Description of the task: Search the listing for the string "JSON" and copy every line that contains it.

───── Listing ─────

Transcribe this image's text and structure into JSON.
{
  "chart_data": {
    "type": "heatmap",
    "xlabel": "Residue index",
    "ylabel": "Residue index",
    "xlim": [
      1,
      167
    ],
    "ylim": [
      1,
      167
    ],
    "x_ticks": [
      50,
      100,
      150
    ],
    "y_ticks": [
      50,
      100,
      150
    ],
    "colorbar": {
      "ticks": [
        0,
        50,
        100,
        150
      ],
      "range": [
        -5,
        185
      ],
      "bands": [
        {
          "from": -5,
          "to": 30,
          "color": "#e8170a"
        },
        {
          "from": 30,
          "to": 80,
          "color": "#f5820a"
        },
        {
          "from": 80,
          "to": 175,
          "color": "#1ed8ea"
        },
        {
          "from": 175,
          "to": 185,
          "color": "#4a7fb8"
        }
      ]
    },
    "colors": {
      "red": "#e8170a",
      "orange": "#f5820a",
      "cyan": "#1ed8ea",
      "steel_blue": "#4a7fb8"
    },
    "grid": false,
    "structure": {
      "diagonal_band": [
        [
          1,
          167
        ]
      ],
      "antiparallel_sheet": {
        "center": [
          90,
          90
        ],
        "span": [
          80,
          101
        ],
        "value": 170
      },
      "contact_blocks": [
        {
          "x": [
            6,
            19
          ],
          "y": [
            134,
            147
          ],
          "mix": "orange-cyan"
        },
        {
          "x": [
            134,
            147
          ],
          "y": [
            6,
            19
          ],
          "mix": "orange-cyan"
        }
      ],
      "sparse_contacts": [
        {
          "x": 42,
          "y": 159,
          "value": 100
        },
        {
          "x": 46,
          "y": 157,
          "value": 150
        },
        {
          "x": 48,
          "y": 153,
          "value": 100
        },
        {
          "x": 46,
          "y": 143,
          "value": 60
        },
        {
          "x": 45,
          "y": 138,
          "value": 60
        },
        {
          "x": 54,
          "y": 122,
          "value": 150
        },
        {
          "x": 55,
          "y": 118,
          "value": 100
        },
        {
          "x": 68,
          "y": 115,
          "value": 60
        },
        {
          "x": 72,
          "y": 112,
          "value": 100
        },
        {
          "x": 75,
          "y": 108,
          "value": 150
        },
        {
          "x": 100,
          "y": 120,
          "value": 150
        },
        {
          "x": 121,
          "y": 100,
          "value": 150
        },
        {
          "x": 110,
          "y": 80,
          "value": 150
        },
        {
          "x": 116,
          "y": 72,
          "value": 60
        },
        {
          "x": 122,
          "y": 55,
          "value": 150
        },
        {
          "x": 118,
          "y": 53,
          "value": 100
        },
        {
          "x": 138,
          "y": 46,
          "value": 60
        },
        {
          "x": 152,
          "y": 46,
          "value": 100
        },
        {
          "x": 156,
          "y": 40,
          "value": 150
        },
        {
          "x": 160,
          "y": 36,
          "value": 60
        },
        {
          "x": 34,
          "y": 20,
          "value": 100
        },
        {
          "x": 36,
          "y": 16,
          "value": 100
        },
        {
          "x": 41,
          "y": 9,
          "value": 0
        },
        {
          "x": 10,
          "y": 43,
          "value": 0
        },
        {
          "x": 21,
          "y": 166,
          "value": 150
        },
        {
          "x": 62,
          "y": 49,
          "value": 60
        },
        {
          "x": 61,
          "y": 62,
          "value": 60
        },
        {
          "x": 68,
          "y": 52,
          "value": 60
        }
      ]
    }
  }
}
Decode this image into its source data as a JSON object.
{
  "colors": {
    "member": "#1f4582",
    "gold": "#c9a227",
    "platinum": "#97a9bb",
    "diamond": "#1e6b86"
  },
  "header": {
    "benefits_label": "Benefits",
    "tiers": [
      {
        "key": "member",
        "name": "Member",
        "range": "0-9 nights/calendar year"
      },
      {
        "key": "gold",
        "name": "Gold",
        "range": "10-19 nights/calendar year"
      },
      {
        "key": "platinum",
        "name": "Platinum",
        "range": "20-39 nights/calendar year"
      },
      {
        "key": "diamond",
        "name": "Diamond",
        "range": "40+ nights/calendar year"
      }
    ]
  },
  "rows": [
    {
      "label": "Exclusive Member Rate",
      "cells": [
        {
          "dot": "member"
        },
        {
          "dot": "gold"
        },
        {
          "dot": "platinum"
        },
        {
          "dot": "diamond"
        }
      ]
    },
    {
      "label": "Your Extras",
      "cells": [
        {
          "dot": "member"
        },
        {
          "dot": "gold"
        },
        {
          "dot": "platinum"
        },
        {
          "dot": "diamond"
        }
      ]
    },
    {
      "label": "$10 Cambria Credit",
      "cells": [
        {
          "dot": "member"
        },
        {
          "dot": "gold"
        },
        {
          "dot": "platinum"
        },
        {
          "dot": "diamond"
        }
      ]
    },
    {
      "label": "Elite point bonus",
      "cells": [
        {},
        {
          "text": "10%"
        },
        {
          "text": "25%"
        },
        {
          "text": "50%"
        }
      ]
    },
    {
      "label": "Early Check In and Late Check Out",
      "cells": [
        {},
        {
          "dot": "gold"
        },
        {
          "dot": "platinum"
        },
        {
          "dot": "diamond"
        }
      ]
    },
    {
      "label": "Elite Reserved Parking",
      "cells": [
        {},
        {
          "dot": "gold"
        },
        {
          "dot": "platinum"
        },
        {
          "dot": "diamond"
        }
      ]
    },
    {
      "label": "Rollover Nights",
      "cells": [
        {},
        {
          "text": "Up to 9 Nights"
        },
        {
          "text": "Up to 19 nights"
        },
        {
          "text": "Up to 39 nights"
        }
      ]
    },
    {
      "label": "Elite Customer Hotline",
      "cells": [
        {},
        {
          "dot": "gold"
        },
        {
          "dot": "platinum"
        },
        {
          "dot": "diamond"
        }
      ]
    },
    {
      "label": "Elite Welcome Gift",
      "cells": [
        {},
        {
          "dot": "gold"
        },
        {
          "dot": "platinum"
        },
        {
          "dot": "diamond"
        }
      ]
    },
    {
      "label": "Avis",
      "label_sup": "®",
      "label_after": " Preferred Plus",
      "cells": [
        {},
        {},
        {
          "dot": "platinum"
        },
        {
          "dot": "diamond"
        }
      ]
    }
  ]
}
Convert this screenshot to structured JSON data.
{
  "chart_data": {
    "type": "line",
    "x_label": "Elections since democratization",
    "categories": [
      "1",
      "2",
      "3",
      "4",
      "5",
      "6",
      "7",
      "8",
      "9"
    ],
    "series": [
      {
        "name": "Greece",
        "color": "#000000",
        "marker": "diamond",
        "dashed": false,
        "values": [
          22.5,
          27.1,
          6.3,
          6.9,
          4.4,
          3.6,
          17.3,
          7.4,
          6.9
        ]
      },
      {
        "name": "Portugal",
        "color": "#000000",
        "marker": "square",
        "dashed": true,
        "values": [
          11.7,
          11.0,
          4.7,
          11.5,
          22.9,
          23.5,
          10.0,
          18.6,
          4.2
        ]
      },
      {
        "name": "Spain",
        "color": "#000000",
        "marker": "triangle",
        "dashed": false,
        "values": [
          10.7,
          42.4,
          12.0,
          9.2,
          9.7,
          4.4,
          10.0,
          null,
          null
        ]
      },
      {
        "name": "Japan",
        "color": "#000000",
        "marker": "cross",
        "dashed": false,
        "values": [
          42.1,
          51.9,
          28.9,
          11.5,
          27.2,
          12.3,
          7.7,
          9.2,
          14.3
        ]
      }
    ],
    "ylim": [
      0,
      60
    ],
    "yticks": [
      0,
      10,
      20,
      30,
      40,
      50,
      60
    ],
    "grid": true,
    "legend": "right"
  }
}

─────

Reply to the task:
Transcribe this image's text and structure into JSON.
Decode this image into its source data as a JSON object.
Convert this screenshot to structured JSON data.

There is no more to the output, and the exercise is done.